- [BRIEF 1]: In the module introduction, which function is named for stacking DataFrames?
- [BRIEF 2]: Reproduce verbatim the portion of the module introduction starting with "# Data Analysis" and going on through "like a pro.".

- [SELECTED PASSAGE]:
■ ■ ■ ■
# Data Analysis - Module 3
## Joining & Combining DataFrames

**Your Role:** Data Analyst at a B2B SaaS Company

**Your Mission:** Combine data from multiple sources like a pro.

**Why this matters:**
- Real data lives in multiple tables (customers, orders, products, regions)
- Business questions require combining data: "What products did each customer buy?"
- Understanding joins prevents silent data loss and duplication errors
- This is identical to SQL JOINs - learn once, use everywhere

**This module covers:**
- Understanding relationships between tables
- merge() for combining DataFrames (like SQL JOIN)
- Types of joins: inner, left, right, outer
- Joining on different column names
- Multi-table joins (chaining)
- concat() for stacking DataFrames
- Common pitfalls and debugging

**Dataset files used:**
- `customers_small.csv` - Customer information
- `orders.csv` - Order transactions
- `products.csv` - Product catalog
- `regions.csv` - Region lookup table
- `customer_regions.csv` - Customer-region mapping
- `customers_new.csv` - New customers (for concat)
■ ■ ■ ■
[Layout annotation records]
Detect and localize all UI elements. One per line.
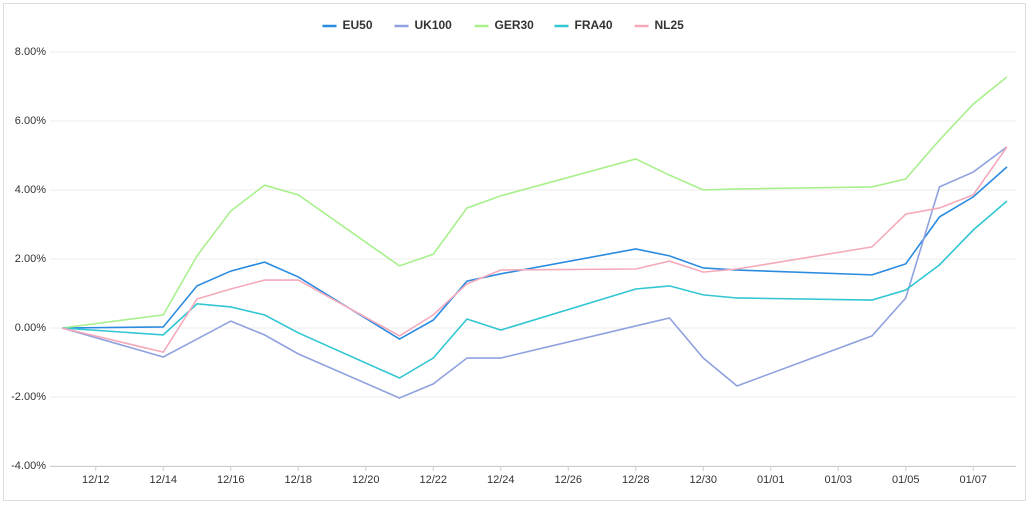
y-tick-label: 2.00% [15,253,46,265]
x-tick-label: 01/03 [824,474,852,486]
series-line [61,146,1008,399]
x-tick-label: 12/12 [82,474,110,486]
x-tick-label: 12/18 [284,474,312,486]
x-tick-label: 12/20 [352,474,380,486]
legend-label: EU50 [343,18,373,32]
y-tick-label: -2.00% [11,391,46,403]
x-tick-label: 01/07 [959,474,987,486]
series-line [61,146,1008,354]
x-tick-label: 12/30 [689,474,717,486]
series-line [61,200,1008,379]
legend-label: GER30 [495,18,535,32]
legend-label: FRA40 [575,18,613,32]
legend-label: UK100 [415,18,453,32]
x-tick-label: 01/01 [757,474,785,486]
x-tick-label: 01/05 [892,474,920,486]
legend-label: NL25 [655,18,685,32]
x-tick-label: 12/26 [554,474,582,486]
y-tick-label: 6.00% [15,115,46,127]
y-tick-label: 8.00% [15,46,46,58]
y-tick-label: 4.00% [15,184,46,196]
x-tick-label: 12/14 [149,474,177,486]
chart-frame [3,3,1026,501]
y-tick-label: 0.00% [15,322,46,334]
x-tick-label: 12/16 [217,474,245,486]
x-tick-label: 12/24 [487,474,515,486]
x-tick-label: 12/28 [622,474,650,486]
series-line [61,166,1008,340]
y-tick-label: -4.00% [11,460,46,472]
x-tick-label: 12/22 [419,474,447,486]
series-line [61,76,1008,329]
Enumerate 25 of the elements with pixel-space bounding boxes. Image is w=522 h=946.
■ ■ ■ ■
- [PROBLEM SOLUTION 1]: concat()

- [PROBLEM SOLUTION 2]:
# Data Analysis - Module 3
## Joining & Combining DataFrames

**Your Role:** Data Analyst at a B2B SaaS Company

**Your Mission:** Combine data from multiple sources like a pro.